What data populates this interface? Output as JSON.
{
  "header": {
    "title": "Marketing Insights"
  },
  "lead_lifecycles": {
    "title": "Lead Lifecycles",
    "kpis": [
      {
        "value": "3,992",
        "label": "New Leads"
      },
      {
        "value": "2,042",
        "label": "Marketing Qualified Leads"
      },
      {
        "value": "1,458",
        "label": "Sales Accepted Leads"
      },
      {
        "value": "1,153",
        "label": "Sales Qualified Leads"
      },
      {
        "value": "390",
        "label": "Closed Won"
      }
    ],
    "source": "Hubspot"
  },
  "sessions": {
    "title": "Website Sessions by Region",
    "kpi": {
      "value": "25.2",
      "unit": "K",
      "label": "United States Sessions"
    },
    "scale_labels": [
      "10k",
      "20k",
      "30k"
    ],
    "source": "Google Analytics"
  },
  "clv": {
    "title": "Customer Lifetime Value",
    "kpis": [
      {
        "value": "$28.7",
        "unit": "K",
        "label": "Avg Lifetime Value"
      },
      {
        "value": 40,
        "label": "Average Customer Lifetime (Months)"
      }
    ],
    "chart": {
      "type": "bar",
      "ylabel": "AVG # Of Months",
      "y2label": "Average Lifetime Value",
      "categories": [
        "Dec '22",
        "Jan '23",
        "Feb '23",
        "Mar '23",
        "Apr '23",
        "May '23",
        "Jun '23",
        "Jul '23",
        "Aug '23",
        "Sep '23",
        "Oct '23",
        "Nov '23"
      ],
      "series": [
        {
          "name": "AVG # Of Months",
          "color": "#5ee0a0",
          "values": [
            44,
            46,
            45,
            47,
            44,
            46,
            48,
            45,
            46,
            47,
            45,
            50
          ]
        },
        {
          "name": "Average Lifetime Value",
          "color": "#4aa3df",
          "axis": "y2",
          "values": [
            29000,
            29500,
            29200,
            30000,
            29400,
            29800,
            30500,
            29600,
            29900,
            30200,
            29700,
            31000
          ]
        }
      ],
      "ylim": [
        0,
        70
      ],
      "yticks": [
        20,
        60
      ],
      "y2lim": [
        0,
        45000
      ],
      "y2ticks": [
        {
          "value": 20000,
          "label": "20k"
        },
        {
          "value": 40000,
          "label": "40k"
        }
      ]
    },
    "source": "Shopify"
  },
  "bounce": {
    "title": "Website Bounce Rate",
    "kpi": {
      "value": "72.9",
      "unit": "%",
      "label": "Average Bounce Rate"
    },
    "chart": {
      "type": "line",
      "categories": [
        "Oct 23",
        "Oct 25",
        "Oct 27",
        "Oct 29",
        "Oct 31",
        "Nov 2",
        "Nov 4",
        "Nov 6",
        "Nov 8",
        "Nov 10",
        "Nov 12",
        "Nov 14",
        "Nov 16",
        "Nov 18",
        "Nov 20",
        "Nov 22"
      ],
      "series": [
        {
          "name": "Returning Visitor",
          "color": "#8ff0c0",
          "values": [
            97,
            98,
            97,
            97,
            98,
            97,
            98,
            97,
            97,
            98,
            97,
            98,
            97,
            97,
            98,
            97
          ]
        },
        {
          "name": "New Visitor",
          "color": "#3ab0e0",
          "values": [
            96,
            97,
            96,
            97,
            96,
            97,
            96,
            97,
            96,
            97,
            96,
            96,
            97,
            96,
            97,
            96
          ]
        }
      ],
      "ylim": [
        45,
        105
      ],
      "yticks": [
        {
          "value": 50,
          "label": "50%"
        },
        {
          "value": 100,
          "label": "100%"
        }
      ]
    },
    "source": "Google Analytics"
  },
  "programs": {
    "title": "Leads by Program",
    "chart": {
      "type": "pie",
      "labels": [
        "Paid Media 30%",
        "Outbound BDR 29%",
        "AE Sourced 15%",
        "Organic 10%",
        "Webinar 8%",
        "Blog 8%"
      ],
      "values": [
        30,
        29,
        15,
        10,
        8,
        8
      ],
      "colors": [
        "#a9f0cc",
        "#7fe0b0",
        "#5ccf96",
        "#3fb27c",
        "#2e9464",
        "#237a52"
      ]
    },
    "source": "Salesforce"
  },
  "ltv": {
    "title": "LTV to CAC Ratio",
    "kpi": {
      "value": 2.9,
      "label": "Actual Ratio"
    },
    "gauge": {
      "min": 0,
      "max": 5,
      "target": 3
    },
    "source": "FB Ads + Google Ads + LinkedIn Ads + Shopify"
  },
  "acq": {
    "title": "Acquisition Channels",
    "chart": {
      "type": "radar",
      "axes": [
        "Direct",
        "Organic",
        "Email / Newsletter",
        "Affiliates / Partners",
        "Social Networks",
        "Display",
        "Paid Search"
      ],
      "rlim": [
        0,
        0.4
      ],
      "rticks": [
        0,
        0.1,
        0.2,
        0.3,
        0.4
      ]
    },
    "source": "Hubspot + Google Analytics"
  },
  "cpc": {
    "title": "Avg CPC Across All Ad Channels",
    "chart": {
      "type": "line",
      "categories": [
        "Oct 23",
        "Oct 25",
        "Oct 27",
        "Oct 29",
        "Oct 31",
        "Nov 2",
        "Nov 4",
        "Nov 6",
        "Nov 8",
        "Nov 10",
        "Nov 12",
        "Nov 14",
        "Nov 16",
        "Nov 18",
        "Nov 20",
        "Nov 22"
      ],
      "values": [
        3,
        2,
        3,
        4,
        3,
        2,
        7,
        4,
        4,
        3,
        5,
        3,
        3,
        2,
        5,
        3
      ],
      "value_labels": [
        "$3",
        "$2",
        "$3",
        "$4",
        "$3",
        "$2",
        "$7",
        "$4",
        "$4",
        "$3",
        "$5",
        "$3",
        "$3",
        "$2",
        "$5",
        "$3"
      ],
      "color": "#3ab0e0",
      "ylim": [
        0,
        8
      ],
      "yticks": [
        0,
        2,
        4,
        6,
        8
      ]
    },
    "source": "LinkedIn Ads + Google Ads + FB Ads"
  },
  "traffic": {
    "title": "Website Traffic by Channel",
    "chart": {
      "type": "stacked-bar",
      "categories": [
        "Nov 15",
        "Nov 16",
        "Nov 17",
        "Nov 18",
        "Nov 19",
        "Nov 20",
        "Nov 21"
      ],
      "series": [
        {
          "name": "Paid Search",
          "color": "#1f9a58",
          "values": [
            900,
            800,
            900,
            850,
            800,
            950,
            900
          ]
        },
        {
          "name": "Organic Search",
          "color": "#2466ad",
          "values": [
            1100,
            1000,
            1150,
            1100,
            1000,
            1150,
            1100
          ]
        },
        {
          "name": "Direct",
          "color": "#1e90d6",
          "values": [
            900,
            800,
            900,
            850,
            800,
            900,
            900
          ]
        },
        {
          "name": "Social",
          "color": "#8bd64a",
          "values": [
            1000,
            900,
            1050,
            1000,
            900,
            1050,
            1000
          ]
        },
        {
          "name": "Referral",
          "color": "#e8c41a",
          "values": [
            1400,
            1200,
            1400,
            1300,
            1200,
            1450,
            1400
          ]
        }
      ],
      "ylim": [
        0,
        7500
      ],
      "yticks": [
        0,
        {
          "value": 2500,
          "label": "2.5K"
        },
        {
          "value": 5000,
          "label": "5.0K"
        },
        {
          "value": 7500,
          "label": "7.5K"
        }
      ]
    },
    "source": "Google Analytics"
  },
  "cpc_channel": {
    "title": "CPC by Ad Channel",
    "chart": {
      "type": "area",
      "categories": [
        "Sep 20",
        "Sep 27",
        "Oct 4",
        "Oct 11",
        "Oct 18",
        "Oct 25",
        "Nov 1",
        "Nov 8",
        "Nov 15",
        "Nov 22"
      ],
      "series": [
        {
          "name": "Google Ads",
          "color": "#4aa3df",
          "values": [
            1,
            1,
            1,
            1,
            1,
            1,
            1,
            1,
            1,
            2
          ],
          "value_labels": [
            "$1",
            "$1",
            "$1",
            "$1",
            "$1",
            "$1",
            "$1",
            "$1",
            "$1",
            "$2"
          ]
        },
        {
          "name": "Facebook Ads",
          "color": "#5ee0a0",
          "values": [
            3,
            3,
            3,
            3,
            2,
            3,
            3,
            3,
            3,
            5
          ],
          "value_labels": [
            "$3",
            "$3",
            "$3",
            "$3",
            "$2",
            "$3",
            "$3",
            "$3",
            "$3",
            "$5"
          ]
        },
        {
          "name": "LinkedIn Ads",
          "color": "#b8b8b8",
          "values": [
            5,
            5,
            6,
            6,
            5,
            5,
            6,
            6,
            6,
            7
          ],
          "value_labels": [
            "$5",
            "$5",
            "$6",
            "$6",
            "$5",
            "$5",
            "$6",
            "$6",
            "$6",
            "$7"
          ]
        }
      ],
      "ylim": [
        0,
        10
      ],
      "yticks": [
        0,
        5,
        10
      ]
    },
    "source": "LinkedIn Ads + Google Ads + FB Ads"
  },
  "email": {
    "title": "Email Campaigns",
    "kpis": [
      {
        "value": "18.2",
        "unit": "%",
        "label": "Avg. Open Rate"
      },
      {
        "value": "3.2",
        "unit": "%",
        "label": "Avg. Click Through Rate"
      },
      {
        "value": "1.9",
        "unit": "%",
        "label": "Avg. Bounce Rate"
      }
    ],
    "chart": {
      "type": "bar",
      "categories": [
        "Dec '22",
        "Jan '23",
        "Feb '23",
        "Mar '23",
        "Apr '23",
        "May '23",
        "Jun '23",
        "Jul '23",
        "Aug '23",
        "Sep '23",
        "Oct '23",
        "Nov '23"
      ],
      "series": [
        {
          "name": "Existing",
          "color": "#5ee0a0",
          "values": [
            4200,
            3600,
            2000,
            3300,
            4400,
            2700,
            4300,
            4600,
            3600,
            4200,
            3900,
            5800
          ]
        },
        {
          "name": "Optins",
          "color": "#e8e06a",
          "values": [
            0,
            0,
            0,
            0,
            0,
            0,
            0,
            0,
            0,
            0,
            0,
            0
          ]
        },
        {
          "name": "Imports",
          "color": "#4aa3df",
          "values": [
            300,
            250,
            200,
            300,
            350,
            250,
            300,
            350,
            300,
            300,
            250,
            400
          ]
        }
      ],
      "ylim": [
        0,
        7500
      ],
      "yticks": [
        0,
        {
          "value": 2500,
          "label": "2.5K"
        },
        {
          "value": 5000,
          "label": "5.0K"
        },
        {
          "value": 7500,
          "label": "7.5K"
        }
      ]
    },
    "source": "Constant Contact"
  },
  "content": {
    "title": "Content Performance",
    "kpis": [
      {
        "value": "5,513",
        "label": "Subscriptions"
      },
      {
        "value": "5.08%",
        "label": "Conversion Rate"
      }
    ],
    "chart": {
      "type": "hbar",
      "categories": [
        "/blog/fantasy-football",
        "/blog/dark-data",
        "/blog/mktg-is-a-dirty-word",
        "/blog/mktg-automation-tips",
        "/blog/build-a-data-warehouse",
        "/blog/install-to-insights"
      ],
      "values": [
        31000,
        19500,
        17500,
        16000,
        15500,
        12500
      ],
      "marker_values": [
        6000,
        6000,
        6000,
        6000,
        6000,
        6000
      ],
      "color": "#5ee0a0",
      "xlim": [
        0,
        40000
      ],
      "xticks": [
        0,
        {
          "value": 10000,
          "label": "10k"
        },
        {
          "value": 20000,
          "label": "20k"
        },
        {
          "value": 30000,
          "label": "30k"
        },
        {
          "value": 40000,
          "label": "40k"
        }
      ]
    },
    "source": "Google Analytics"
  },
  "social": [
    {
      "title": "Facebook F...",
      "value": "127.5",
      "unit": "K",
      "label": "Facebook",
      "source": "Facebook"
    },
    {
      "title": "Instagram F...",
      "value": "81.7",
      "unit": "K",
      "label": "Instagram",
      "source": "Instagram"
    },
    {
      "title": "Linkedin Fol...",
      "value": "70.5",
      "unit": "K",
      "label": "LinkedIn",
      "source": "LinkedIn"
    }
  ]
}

## Exercise requirements
Copy every line that includes the string "Search" from the material above.

## Problem solution
        "Paid Search"
          "name": "Paid Search",
          "name": "Organic Search",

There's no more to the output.